[Entries from a dataset]
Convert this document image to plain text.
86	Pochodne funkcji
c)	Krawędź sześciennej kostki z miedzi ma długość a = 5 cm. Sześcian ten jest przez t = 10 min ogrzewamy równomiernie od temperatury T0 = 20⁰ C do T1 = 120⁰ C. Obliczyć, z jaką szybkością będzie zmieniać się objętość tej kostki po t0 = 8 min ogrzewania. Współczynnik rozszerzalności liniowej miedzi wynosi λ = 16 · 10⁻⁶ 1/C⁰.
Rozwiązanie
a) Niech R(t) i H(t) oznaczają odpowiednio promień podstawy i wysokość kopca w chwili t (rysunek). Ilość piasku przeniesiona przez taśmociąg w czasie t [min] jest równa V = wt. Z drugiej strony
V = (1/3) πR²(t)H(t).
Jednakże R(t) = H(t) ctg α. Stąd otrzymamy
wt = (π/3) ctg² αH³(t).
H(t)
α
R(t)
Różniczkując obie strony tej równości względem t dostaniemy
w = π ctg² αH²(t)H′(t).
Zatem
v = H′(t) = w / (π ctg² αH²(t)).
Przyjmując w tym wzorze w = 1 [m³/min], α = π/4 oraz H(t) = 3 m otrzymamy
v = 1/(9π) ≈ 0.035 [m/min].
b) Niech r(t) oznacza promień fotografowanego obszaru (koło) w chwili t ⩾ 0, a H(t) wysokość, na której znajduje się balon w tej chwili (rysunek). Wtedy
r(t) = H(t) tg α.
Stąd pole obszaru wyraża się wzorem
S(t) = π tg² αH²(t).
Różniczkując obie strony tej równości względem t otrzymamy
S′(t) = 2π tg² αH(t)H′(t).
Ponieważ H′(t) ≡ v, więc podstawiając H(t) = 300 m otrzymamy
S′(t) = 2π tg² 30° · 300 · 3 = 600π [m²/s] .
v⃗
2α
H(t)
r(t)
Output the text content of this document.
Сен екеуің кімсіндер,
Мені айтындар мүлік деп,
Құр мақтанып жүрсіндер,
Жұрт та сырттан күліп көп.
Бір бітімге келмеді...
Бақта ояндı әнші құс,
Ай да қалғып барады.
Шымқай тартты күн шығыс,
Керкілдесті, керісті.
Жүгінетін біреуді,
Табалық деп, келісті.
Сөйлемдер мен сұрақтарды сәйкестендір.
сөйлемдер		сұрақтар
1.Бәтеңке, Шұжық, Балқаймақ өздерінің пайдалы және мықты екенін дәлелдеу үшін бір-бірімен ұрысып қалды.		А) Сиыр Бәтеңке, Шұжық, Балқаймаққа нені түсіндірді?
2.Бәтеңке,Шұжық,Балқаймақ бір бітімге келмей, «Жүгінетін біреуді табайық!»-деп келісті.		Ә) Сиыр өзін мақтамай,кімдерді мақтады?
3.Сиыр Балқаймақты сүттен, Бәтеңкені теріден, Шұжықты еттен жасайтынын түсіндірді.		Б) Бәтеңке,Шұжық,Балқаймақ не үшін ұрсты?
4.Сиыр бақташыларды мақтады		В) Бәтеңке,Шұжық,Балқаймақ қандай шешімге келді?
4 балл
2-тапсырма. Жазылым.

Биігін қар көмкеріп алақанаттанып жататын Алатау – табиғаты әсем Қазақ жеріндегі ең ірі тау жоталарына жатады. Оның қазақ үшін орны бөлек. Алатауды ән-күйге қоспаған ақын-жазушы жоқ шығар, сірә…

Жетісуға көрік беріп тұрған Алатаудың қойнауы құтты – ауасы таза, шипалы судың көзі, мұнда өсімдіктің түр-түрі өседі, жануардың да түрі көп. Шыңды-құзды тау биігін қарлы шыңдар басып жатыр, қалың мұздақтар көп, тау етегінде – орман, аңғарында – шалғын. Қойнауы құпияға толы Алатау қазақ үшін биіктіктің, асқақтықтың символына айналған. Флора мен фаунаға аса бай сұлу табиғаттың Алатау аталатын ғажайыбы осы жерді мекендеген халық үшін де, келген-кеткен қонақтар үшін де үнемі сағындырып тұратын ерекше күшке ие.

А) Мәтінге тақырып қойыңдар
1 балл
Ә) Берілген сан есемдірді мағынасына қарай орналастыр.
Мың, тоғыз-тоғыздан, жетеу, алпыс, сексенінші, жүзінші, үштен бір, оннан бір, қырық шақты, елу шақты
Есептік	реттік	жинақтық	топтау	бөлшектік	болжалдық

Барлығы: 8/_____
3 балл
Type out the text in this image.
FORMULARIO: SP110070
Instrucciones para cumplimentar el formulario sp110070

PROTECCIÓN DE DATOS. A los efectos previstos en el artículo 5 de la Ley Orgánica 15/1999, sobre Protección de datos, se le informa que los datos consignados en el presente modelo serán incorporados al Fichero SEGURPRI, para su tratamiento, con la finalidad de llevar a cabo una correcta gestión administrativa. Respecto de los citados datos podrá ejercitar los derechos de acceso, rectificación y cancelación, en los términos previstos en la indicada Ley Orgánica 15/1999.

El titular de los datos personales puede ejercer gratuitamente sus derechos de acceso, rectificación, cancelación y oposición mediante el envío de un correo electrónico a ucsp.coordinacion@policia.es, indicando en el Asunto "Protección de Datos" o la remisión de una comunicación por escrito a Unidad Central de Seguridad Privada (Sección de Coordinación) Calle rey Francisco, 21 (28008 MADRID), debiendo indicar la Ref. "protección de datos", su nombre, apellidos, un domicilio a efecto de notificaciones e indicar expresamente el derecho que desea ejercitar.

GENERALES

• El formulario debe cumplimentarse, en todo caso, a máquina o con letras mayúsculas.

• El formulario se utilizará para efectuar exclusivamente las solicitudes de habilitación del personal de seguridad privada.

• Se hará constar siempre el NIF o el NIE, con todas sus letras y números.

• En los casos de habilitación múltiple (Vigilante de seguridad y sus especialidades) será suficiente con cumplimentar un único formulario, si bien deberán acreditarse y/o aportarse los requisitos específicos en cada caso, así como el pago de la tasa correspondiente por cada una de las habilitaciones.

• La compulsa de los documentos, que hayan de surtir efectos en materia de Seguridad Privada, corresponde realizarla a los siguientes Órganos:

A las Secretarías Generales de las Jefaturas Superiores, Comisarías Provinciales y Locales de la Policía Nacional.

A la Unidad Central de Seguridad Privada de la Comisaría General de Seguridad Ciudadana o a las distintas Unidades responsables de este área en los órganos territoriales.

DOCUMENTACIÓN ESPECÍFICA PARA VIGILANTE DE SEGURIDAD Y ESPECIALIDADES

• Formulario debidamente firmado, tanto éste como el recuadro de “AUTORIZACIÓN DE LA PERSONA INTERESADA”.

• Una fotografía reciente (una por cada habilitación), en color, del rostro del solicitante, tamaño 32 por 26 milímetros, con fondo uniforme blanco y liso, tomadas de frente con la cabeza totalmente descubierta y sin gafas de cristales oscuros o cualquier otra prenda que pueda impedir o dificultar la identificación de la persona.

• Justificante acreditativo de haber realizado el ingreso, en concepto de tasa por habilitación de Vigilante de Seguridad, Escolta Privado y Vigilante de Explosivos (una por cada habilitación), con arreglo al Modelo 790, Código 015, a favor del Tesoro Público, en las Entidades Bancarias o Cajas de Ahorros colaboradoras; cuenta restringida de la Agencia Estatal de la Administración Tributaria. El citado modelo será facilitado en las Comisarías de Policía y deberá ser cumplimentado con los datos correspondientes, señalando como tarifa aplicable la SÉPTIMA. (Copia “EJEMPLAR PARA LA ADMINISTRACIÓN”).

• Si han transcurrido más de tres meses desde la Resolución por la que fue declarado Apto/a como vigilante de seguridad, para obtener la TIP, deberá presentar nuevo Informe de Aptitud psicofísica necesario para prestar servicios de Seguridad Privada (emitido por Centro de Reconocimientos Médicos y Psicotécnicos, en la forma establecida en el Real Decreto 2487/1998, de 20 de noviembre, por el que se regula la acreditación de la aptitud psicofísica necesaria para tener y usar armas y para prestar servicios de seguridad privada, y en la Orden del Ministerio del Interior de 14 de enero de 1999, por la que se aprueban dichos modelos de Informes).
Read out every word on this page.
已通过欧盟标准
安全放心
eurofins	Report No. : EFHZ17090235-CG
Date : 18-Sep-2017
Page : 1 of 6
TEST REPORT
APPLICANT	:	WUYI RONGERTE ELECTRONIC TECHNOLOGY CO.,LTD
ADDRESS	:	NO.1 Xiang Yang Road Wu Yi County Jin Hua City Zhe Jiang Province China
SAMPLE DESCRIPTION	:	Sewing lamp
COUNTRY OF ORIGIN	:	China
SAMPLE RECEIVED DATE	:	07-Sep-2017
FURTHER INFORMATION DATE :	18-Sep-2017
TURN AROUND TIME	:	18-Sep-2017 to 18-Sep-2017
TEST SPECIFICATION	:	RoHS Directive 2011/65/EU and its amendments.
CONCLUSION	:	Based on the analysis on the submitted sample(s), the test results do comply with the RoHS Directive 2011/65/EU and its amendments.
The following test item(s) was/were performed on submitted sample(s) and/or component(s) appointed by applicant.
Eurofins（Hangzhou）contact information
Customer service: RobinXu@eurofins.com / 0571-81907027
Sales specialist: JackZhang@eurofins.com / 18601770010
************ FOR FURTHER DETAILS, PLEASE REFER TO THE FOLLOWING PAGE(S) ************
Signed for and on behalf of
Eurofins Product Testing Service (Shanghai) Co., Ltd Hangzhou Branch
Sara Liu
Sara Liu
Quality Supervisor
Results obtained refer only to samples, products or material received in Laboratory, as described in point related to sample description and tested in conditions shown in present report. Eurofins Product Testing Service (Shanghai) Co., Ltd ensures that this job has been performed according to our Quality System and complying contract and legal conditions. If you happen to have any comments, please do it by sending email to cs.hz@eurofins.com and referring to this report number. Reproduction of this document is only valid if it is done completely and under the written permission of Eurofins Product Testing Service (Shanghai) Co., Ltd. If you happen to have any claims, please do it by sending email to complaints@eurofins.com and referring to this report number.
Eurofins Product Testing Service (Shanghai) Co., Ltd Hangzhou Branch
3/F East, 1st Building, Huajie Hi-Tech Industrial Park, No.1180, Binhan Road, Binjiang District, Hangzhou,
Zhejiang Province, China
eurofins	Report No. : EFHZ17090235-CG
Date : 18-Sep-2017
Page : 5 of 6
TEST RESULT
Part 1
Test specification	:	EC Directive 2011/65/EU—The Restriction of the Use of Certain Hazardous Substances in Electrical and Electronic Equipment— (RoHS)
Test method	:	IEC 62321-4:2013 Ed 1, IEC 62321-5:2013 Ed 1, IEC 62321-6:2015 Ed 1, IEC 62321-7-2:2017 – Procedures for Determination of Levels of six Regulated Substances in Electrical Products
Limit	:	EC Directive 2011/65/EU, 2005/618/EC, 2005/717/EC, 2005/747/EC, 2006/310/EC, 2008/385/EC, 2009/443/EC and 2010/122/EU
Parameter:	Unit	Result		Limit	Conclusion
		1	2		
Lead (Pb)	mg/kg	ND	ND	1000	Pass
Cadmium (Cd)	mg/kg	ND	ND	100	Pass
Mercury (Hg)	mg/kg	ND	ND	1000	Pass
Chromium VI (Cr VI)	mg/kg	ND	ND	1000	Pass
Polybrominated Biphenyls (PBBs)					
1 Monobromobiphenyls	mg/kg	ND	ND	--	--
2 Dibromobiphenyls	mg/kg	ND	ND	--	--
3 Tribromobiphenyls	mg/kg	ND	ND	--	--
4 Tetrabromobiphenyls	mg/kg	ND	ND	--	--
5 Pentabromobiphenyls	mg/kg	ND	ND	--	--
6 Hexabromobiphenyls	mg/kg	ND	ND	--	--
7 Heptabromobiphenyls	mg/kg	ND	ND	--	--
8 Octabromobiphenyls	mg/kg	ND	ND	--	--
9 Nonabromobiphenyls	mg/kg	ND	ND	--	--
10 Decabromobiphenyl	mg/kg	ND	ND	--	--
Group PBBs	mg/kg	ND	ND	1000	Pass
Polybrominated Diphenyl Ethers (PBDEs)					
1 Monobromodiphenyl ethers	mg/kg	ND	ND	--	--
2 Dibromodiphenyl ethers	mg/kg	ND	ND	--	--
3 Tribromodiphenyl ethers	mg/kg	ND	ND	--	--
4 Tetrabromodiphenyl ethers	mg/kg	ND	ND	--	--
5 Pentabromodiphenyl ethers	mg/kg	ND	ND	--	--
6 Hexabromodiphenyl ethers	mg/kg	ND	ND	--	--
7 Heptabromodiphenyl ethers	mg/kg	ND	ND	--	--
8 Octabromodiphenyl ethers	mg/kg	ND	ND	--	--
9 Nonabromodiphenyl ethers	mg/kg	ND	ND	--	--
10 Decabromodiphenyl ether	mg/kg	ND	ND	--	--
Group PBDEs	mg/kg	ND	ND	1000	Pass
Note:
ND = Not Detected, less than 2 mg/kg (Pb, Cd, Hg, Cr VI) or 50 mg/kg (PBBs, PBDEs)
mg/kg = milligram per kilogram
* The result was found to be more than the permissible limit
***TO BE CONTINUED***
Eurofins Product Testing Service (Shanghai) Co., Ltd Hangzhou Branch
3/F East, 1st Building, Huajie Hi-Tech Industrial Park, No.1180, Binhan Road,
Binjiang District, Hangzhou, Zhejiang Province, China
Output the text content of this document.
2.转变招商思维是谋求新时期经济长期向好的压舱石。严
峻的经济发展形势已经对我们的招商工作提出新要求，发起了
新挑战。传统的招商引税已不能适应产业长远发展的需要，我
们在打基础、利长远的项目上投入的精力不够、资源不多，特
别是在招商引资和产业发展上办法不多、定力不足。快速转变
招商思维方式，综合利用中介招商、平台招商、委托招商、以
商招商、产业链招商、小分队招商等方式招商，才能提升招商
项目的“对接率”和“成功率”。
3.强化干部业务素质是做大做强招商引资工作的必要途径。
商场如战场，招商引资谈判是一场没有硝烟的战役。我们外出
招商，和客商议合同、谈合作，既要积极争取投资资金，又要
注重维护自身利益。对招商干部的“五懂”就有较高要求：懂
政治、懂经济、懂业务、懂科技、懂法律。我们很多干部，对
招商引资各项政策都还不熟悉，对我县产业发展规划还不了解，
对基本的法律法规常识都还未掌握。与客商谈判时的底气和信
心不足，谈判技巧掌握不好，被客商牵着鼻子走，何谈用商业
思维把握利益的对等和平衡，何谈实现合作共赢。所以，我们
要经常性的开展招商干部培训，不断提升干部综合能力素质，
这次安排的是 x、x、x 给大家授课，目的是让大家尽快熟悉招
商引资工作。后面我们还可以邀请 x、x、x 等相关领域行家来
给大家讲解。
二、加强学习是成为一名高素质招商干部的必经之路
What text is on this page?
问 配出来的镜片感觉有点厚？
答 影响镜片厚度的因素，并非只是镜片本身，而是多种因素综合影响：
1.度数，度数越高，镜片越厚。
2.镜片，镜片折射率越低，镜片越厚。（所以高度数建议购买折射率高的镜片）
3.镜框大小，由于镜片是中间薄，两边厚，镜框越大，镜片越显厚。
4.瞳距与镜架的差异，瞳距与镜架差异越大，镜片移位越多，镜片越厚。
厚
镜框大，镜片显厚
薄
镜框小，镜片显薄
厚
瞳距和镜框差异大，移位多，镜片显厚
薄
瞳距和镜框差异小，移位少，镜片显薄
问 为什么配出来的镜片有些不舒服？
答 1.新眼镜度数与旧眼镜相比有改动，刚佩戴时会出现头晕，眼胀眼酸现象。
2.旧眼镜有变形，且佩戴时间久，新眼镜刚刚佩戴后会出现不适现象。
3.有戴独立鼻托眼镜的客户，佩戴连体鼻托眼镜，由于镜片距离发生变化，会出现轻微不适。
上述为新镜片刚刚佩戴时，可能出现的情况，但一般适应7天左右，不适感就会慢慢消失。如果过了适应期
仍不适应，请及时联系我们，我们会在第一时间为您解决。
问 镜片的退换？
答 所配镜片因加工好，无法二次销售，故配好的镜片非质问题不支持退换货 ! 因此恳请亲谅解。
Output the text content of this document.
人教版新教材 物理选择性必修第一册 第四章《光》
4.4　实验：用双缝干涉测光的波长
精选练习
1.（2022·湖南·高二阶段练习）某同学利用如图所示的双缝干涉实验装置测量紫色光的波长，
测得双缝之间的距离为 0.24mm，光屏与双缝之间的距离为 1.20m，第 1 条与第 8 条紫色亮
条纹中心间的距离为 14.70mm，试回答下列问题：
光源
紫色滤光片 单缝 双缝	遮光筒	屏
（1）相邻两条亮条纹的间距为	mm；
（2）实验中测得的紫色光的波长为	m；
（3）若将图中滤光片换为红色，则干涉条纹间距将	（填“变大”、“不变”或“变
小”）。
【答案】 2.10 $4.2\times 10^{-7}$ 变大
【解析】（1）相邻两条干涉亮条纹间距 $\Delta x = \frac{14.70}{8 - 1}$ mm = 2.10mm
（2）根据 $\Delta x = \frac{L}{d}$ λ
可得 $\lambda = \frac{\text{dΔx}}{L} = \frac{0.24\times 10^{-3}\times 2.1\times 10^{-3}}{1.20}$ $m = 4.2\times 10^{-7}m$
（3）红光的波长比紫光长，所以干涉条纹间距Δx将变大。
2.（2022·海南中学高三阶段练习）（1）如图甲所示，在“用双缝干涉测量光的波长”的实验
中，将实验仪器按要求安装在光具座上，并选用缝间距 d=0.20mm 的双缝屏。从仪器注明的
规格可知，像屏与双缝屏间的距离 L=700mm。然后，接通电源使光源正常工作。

> _WORK TO BE COMPLETED_
Where a line holds "przez", copy it out.

> _RESPONSE TO THIS TASK_
c)	Krawędź sześciennej kostki z miedzi ma długość a = 5 cm. Sześcian ten jest przez t = 10 min ogrzewamy równomiernie od temperatury T0 = 20⁰ C do T1 = 120⁰ C. Obliczyć, z jaką szybkością będzie zmieniać się objętość tej kostki po t0 = 8 min ogrzewania. Współczynnik rozszerzalności liniowej miedzi wynosi λ = 16 · 10⁻⁶ 1/C⁰.
a) Niech R(t) i H(t) oznaczają odpowiednio promień podstawy i wysokość kopca w chwili t (rysunek). Ilość piasku przeniesiona przez taśmociąg w czasie t [min] jest równa V = wt. Z drugiej strony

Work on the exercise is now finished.